#### DATA SHOWN:
================================

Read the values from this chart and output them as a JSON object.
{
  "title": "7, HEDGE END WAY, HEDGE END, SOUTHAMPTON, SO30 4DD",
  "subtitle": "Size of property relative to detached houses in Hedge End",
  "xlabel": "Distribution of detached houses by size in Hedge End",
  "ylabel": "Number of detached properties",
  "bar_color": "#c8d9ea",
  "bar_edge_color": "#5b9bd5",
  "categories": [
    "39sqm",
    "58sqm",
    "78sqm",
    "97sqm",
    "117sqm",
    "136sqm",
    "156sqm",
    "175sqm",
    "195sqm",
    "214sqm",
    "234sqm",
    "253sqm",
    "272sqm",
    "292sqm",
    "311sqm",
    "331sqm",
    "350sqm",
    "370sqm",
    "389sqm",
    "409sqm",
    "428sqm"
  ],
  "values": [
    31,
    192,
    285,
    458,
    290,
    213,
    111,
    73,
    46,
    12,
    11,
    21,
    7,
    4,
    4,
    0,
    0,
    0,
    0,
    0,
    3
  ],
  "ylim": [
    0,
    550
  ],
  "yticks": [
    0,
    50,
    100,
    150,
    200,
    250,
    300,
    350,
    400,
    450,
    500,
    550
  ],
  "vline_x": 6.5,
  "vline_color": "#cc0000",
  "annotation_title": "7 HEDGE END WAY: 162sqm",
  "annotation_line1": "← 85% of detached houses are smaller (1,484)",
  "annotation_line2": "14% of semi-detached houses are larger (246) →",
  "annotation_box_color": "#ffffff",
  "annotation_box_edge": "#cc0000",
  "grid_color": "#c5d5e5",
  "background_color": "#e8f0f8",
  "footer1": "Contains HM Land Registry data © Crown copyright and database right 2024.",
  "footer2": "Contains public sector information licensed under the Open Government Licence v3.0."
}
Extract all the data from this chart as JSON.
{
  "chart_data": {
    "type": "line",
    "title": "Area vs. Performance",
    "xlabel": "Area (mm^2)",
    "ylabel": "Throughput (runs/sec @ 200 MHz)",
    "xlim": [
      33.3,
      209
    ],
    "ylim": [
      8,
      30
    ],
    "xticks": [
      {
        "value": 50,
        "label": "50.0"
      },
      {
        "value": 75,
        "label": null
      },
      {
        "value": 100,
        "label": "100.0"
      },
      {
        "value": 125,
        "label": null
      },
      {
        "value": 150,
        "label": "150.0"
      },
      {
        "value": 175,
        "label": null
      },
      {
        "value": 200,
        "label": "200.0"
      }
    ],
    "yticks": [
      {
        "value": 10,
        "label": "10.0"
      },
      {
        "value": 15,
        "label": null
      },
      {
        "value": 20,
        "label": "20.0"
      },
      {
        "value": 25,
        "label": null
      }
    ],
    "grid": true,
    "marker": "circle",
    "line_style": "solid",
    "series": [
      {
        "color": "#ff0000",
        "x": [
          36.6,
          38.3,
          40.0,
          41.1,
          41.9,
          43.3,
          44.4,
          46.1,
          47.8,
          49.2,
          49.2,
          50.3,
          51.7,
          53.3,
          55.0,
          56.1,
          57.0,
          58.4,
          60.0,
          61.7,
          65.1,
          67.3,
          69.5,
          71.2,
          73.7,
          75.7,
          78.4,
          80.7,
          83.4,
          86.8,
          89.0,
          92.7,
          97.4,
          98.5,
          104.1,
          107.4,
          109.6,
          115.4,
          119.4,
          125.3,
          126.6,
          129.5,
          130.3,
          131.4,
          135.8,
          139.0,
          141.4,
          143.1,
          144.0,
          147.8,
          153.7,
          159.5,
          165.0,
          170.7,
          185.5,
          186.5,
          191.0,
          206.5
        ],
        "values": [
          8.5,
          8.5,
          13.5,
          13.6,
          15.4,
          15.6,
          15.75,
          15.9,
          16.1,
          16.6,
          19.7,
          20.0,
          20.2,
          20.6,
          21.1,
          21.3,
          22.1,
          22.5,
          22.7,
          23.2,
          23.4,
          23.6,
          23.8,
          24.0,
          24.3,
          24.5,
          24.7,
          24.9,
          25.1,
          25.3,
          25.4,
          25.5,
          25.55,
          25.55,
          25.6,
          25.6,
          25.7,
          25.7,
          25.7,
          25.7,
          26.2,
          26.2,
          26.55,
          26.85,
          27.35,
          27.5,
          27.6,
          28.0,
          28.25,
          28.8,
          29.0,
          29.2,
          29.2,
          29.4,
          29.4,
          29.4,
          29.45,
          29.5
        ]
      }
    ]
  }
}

================================

#### WHAT TO PRODUCE:
Retype the listing exactly, in full.

#### COMPLETED EXERCISE:
Read the values from this chart and output them as a JSON object.
{
  "title": "7, HEDGE END WAY, HEDGE END, SOUTHAMPTON, SO30 4DD",
  "subtitle": "Size of property relative to detached houses in Hedge End",
  "xlabel": "Distribution of detached houses by size in Hedge End",
  "ylabel": "Number of detached properties",
  "bar_color": "#c8d9ea",
  "bar_edge_color": "#5b9bd5",
  "categories": [
    "39sqm",
    "58sqm",
    "78sqm",
    "97sqm",
    "117sqm",
    "136sqm",
    "156sqm",
    "175sqm",
    "195sqm",
    "214sqm",
    "234sqm",
    "253sqm",
    "272sqm",
    "292sqm",
    "311sqm",
    "331sqm",
    "350sqm",
    "370sqm",
    "389sqm",
    "409sqm",
    "428sqm"
  ],
  "values": [
    31,
    192,
    285,
    458,
    290,
    213,
    111,
    73,
    46,
    12,
    11,
    21,
    7,
    4,
    4,
    0,
    0,
    0,
    0,
    0,
    3
  ],
  "ylim": [
    0,
    550
  ],
  "yticks": [
    0,
    50,
    100,
    150,
    200,
    250,
    300,
    350,
    400,
    450,
    500,
    550
  ],
  "vline_x": 6.5,
  "vline_color": "#cc0000",
  "annotation_title": "7 HEDGE END WAY: 162sqm",
  "annotation_line1": "← 85% of detached houses are smaller (1,484)",
  "annotation_line2": "14% of semi-detached houses are larger (246) →",
  "annotation_box_color": "#ffffff",
  "annotation_box_edge": "#cc0000",
  "grid_color": "#c5d5e5",
  "background_color": "#e8f0f8",
  "footer1": "Contains HM Land Registry data © Crown copyright and database right 2024.",
  "footer2": "Contains public sector information licensed under the Open Government Licence v3.0."
}
Extract all the data from this chart as JSON.
{
  "chart_data": {
    "type": "line",
    "title": "Area vs. Performance",
    "xlabel": "Area (mm^2)",
    "ylabel": "Throughput (runs/sec @ 200 MHz)",
    "xlim": [
      33.3,
      209
    ],
    "ylim": [
      8,
      30
    ],
    "xticks": [
      {
        "value": 50,
        "label": "50.0"
      },
      {
        "value": 75,
        "label": null
      },
      {
        "value": 100,
        "label": "100.0"
      },
      {
        "value": 125,
        "label": null
      },
      {
        "value": 150,
        "label": "150.0"
      },
      {
        "value": 175,
        "label": null
      },
      {
        "value": 200,
        "label": "200.0"
      }
    ],
    "yticks": [
      {
        "value": 10,
        "label": "10.0"
      },
      {
        "value": 15,
        "label": null
      },
      {
        "value": 20,
        "label": "20.0"
      },
      {
        "value": 25,
        "label": null
      }
    ],
    "grid": true,
    "marker": "circle",
    "line_style": "solid",
    "series": [
      {
        "color": "#ff0000",
        "x": [
          36.6,
          38.3,
          40.0,
          41.1,
          41.9,
          43.3,
          44.4,
          46.1,
          47.8,
          49.2,
          49.2,
          50.3,
          51.7,
          53.3,
          55.0,
          56.1,
          57.0,
          58.4,
          60.0,
          61.7,
          65.1,
          67.3,
          69.5,
          71.2,
          73.7,
          75.7,
          78.4,
          80.7,
          83.4,
          86.8,
          89.0,
          92.7,
          97.4,
          98.5,
          104.1,
          107.4,
          109.6,
          115.4,
          119.4,
          125.3,
          126.6,
          129.5,
          130.3,
          131.4,
          135.8,
          139.0,
          141.4,
          143.1,
          144.0,
          147.8,
          153.7,
          159.5,
          165.0,
          170.7,
          185.5,
          186.5,
          191.0,
          206.5
        ],
        "values": [
          8.5,
          8.5,
          13.5,
          13.6,
          15.4,
          15.6,
          15.75,
          15.9,
          16.1,
          16.6,
          19.7,
          20.0,
          20.2,
          20.6,
          21.1,
          21.3,
          22.1,
          22.5,
          22.7,
          23.2,
          23.4,
          23.6,
          23.8,
          24.0,
          24.3,
          24.5,
          24.7,
          24.9,
          25.1,
          25.3,
          25.4,
          25.5,
          25.55,
          25.55,
          25.6,
          25.6,
          25.7,
          25.7,
          25.7,
          25.7,
          26.2,
          26.2,
          26.55,
          26.85,
          27.35,
          27.5,
          27.6,
          28.0,
          28.25,
          28.8,
          29.0,
          29.2,
          29.2,
          29.4,
          29.4,
          29.4,
          29.45,
          29.5
        ]
      }
    ]
  }
}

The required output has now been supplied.